Which lines hold the word "value"? Copy each of them from the material.

Task input ▸

_ _ _

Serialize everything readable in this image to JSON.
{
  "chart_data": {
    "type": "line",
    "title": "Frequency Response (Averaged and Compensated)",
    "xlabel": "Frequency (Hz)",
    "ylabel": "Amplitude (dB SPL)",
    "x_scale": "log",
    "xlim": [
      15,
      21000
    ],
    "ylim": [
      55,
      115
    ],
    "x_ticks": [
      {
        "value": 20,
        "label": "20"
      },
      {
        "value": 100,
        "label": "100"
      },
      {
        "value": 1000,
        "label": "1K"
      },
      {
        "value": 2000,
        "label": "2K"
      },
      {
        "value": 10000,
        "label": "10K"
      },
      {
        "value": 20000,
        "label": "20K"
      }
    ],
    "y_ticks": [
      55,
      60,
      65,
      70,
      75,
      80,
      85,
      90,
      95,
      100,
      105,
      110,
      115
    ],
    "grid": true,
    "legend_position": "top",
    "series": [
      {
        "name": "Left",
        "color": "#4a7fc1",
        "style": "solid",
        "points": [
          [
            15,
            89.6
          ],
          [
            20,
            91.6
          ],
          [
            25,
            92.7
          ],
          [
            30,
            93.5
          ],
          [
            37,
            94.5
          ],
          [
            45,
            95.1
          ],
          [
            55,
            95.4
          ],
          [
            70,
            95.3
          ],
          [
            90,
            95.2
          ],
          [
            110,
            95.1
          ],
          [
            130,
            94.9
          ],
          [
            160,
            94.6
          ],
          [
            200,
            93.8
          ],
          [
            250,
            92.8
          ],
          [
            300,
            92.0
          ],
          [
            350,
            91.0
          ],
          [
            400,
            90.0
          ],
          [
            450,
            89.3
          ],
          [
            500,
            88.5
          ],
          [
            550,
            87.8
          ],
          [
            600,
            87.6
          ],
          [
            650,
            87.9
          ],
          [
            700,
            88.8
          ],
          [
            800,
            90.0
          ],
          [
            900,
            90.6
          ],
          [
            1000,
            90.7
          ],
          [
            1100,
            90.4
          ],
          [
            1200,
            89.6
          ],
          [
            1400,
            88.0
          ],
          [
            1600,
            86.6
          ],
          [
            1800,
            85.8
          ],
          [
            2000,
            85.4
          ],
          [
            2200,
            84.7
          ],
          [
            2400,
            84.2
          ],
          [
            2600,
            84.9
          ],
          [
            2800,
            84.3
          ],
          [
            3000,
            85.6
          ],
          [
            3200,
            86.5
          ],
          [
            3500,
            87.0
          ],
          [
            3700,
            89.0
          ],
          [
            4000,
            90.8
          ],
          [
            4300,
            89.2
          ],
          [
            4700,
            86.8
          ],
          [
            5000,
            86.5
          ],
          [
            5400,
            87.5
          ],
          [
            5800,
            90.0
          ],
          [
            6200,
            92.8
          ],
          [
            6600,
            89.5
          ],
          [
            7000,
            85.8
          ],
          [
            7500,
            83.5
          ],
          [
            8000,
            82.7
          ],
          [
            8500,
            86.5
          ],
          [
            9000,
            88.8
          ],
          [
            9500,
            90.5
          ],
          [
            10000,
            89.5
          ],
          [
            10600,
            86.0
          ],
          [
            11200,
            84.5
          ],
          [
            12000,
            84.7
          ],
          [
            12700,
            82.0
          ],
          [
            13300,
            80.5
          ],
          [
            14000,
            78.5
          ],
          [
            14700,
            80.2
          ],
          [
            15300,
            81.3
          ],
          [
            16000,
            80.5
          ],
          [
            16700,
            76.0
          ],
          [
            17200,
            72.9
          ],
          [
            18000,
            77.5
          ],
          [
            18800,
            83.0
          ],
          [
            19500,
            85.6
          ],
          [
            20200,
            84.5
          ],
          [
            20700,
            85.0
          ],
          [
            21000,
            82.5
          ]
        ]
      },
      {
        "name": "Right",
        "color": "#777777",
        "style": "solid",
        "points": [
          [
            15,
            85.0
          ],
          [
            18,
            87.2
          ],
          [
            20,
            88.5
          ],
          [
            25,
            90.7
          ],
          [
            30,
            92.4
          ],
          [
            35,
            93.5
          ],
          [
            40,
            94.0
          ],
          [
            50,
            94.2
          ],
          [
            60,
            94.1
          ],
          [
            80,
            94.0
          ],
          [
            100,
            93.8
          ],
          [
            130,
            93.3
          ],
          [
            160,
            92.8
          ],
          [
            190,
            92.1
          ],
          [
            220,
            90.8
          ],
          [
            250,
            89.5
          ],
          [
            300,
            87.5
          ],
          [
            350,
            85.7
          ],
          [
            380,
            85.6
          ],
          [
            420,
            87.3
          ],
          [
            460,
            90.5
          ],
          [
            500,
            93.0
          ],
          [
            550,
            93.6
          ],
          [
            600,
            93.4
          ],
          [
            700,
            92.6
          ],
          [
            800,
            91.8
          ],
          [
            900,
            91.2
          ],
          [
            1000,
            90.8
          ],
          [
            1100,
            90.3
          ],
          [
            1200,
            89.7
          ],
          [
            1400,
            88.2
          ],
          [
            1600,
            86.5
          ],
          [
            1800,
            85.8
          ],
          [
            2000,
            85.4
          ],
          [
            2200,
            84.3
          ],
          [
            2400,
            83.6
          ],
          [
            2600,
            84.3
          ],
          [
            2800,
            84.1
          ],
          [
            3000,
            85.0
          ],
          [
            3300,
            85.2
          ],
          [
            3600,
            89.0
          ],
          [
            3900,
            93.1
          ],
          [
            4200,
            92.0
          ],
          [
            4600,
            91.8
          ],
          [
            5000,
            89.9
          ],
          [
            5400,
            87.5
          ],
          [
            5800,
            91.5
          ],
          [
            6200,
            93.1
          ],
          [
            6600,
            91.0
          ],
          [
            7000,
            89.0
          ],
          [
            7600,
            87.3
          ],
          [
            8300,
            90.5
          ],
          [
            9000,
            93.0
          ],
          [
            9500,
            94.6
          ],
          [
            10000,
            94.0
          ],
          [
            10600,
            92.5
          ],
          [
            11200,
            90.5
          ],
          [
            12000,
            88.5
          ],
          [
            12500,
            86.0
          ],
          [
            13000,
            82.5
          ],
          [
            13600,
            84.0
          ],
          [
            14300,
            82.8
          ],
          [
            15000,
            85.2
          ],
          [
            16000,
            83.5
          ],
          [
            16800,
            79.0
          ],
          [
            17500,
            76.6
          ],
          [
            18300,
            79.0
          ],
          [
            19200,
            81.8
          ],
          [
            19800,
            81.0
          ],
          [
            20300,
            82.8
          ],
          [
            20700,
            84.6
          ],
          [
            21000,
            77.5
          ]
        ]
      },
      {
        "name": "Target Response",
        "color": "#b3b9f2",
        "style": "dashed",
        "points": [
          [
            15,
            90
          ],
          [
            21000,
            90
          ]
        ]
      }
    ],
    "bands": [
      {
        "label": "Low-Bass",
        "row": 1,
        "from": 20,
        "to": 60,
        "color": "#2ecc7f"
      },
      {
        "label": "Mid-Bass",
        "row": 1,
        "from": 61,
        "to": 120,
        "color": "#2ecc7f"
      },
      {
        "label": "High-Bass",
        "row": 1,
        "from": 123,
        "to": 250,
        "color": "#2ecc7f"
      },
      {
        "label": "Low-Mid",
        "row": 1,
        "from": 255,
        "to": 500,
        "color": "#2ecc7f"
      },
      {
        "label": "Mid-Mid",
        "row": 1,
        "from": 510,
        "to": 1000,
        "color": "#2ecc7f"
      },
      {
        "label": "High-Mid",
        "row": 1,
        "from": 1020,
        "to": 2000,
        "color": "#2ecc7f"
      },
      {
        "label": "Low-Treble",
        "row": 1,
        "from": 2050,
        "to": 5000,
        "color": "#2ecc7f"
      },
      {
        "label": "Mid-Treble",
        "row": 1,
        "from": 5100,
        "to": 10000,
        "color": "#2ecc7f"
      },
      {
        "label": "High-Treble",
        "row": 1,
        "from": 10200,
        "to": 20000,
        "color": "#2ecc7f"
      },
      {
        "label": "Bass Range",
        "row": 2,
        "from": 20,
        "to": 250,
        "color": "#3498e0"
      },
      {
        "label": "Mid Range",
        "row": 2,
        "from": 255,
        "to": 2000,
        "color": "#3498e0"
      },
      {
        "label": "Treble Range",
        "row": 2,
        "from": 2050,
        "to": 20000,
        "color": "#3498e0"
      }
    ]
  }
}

_ _ _

Answer to this exercise ▸
        "value": 20,
        "value": 100,
        "value": 1000,
        "value": 2000,
        "value": 10000,
        "value": 20000,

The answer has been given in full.